(Request): Copy out every line of the records where the string "различных" occurs.

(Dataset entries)

====================

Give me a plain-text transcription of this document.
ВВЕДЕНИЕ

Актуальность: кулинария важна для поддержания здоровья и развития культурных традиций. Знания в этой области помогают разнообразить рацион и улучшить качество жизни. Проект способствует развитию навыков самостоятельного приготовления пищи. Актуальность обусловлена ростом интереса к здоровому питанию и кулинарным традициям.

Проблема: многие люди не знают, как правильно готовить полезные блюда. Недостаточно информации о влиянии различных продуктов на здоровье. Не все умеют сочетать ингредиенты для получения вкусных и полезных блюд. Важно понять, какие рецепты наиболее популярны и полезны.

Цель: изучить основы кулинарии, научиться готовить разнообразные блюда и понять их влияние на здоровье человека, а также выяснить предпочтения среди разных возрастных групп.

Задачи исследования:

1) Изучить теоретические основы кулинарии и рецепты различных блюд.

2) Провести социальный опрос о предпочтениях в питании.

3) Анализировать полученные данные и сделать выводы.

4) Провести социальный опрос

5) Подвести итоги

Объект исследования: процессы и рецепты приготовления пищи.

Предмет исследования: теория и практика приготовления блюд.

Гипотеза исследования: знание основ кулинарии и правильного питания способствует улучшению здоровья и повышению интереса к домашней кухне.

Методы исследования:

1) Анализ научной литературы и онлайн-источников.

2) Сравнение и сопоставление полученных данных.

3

====================

(Full solution):
Проблема: многие люди не знают, как правильно готовить полезные блюда. Недостаточно информации о влиянии различных продуктов на здоровье. Не все умеют сочетать ингредиенты для получения вкусных и полезных блюд. Важно понять, какие рецепты наиболее популярны и полезны.
1) Изучить теоретические основы кулинарии и рецепты различных блюд.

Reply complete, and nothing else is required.